-------- TEXT
Vreemde Vogels (Unfamiliar Birds)

Another linear story telling game based around recognizing animal types and the such. I also used my phase system for this game. I worked closely with the game designer on this game project to keep the scope as small as possible while still delivering within target. Building with the phase system and a main mechanic based around re-using the same logic meant this game was developed rather quickly.

The players start out in a garden, chill a bit and explore after which a little bird falls from the sky. The first task for the players is to calm this bird.
The mechanic is designed around approaching the bird slowly. If the players approach the bird too quickly it will scower away in fear. The bird has three invisible circles around itself. The initial design had four circles but the playable area was too small for such precise detection so we went with three. When a player hits a circle the time this circle was hit is registered, when the next circle is hit as well. These hit times are used to check how fast you are approaching. If you slow enough you are allowed to trigger the next circle otherwise the bird wil fly away!

Video showing the mechanic (with debug circles active) in action. The tomato is used in-editor to simulate a player on the floor. Code is shown below.

The snippet above is not something to be proud of. Recurring checks written in a sequential matter does not improve readability of the code. In this case the code works well for the game, but a refactor would have not been out of place here.

Next up comes the main mechanic of the game. The players are tasked with comparing the bird to different kinds of animals entering the screen. After 3 comparisons the bird’s family will enter the screen and they’ll live happily ever after.
One of the cooler challenges was making a magnifying glass used to examine the animals under. I ended up using sprite masks. The magnifying glass is a mask, under this mask a big version of the animals is visible; outside this mask a small one is visible. See it in action and from design to ingame below.

During this gameplay phase the players are asked questions by the main character like: “Do these animals have the same colour as the bird?”. The players then have to answer this question which the teacher inputs in the second screen application as either good (next question) or wrong (repeat question). The code for this phase is super straightforward. It is basically an IEnumerator with a switch case on the questionIndex. Audio files get played according to which question the players are on.
----------------
ASSIGNED TASK —
Transcribe the passage of the game write-up starting with "The snippet above" and going on through "of place here.". The records can be set aside; none of the work depends on them.
-------- GIVEN RECORDS
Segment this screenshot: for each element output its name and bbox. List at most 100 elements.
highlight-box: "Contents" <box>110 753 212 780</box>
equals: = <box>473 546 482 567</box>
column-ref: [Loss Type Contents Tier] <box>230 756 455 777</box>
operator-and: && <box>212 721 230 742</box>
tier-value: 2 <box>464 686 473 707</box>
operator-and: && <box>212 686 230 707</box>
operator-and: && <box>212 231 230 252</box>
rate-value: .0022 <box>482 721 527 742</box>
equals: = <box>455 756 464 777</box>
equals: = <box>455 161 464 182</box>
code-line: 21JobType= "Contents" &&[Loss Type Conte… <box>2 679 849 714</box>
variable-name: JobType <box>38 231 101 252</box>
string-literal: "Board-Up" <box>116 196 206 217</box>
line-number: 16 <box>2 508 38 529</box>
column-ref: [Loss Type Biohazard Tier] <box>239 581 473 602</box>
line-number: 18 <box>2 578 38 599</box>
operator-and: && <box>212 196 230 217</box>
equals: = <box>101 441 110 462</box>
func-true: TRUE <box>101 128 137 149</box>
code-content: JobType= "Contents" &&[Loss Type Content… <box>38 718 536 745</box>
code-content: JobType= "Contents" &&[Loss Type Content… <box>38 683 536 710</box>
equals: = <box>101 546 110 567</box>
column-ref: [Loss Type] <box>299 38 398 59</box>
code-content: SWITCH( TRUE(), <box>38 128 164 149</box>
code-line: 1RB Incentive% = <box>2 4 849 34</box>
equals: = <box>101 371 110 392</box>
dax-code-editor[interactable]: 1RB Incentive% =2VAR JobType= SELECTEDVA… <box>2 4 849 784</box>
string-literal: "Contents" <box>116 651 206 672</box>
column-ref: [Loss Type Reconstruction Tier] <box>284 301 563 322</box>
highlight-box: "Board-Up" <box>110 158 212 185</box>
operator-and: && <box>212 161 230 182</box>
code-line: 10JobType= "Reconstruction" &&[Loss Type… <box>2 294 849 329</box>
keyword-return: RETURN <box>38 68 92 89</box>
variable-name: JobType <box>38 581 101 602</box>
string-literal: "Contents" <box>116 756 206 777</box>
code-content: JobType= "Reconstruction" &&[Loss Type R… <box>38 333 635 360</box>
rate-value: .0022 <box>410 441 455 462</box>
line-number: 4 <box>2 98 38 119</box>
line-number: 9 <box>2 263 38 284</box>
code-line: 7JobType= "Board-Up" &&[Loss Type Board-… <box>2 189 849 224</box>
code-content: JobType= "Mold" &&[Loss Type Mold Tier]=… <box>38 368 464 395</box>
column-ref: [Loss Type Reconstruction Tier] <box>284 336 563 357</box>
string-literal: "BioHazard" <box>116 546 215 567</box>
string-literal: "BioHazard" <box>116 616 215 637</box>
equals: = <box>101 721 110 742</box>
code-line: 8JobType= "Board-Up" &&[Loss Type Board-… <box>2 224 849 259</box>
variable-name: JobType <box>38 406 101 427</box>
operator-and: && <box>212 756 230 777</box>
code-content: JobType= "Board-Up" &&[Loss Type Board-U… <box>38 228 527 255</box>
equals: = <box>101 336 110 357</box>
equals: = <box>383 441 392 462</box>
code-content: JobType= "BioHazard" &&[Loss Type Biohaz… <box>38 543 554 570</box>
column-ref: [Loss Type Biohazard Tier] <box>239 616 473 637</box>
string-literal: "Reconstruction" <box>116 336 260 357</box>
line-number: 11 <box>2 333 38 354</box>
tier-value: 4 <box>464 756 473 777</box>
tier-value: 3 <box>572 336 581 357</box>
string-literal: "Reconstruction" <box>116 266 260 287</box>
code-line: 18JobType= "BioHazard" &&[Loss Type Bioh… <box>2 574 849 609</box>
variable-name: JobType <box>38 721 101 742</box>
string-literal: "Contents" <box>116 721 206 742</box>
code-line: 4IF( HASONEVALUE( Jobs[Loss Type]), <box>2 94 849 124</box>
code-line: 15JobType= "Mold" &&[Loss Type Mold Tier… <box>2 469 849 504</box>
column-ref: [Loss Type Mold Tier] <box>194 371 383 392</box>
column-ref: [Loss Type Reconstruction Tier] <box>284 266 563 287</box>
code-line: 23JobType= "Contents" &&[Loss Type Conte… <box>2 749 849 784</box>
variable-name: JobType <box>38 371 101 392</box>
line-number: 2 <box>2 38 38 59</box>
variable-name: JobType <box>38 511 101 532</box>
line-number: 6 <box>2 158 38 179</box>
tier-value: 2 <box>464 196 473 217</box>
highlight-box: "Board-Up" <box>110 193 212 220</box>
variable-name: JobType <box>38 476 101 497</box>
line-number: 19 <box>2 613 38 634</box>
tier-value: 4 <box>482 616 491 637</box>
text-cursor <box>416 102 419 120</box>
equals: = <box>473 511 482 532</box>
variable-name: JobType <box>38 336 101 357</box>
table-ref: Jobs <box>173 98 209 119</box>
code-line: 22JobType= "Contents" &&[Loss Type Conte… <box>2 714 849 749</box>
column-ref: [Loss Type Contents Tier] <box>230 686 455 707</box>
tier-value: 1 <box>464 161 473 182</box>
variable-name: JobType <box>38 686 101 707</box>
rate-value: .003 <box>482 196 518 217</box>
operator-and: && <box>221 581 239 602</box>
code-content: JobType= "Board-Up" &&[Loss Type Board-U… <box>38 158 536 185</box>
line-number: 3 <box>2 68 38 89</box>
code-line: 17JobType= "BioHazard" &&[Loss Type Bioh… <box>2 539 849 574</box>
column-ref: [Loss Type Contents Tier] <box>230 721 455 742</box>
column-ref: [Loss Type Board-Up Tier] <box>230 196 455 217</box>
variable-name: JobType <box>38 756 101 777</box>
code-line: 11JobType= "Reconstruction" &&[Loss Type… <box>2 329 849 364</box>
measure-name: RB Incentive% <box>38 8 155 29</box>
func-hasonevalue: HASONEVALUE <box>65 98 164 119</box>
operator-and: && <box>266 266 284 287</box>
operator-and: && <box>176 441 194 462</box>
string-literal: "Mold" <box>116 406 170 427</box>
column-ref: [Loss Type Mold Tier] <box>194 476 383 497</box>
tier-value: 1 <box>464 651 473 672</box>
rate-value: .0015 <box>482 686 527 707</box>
----------------
YOUR SOLUTION —
The snippet above is not something to be proud of. Recurring checks written in a sequential matter does not improve readability of the code. In this case the code works well for the game, but a refactor would have not been out of place here.